> Set task:
Give only the number of lines in the records that include the string "compter".

> Records for this task:
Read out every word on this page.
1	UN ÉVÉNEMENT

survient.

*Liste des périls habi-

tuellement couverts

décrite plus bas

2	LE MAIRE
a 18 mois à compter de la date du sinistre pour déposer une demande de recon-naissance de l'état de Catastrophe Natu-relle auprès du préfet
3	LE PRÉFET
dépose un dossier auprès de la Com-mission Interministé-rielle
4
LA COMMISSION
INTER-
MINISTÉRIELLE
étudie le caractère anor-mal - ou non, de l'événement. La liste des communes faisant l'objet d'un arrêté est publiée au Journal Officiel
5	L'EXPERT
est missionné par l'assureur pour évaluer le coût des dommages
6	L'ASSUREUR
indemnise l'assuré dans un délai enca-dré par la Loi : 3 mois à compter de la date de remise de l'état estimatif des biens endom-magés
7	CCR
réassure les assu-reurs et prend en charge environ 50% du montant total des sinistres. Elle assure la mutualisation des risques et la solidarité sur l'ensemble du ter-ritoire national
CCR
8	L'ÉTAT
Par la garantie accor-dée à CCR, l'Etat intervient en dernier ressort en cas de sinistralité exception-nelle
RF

> Response for this exercise:
2